--- Start DATA PROVIDED ---
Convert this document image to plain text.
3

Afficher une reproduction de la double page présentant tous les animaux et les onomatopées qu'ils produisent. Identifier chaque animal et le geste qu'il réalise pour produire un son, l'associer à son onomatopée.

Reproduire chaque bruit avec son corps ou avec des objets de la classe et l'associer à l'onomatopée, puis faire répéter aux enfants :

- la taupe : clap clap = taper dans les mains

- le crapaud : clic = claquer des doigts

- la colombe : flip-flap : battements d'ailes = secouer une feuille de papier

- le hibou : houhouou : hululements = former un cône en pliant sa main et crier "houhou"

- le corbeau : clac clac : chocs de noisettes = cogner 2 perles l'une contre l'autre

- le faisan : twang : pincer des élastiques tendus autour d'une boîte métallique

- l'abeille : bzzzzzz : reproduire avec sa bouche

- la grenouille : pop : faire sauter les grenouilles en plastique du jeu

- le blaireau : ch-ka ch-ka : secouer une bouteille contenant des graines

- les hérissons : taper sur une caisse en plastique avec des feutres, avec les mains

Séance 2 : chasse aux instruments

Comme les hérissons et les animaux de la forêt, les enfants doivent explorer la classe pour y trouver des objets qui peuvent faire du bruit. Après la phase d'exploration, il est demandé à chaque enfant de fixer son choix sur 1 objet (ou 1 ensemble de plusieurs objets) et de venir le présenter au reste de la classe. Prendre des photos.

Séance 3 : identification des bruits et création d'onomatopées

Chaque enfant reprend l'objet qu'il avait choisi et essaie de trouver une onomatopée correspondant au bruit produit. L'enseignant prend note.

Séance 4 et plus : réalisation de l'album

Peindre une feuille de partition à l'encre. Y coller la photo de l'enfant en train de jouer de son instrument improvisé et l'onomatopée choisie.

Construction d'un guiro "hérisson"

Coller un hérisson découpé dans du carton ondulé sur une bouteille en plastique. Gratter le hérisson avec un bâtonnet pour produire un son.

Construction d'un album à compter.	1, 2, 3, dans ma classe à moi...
--- End DATA PROVIDED ---
WHAT THE TASK REQUIRES: Copy out each record exactly as given, omitting none.

FINAL RESULT:
Convert this document image to plain text.
3

Afficher une reproduction de la double page présentant tous les animaux et les onomatopées qu'ils produisent. Identifier chaque animal et le geste qu'il réalise pour produire un son, l'associer à son onomatopée.

Reproduire chaque bruit avec son corps ou avec des objets de la classe et l'associer à l'onomatopée, puis faire répéter aux enfants :

- la taupe : clap clap = taper dans les mains

- le crapaud : clic = claquer des doigts

- la colombe : flip-flap : battements d'ailes = secouer une feuille de papier

- le hibou : houhouou : hululements = former un cône en pliant sa main et crier "houhou"

- le corbeau : clac clac : chocs de noisettes = cogner 2 perles l'une contre l'autre

- le faisan : twang : pincer des élastiques tendus autour d'une boîte métallique

- l'abeille : bzzzzzz : reproduire avec sa bouche

- la grenouille : pop : faire sauter les grenouilles en plastique du jeu

- le blaireau : ch-ka ch-ka : secouer une bouteille contenant des graines

- les hérissons : taper sur une caisse en plastique avec des feutres, avec les mains

Séance 2 : chasse aux instruments

Comme les hérissons et les animaux de la forêt, les enfants doivent explorer la classe pour y trouver des objets qui peuvent faire du bruit. Après la phase d'exploration, il est demandé à chaque enfant de fixer son choix sur 1 objet (ou 1 ensemble de plusieurs objets) et de venir le présenter au reste de la classe. Prendre des photos.

Séance 3 : identification des bruits et création d'onomatopées

Chaque enfant reprend l'objet qu'il avait choisi et essaie de trouver une onomatopée correspondant au bruit produit. L'enseignant prend note.

Séance 4 et plus : réalisation de l'album

Peindre une feuille de partition à l'encre. Y coller la photo de l'enfant en train de jouer de son instrument improvisé et l'onomatopée choisie.

Construction d'un guiro "hérisson"

Coller un hérisson découpé dans du carton ondulé sur une bouteille en plastique. Gratter le hérisson avec un bâtonnet pour produire un son.

Construction d'un album à compter.	1, 2, 3, dans ma classe à moi...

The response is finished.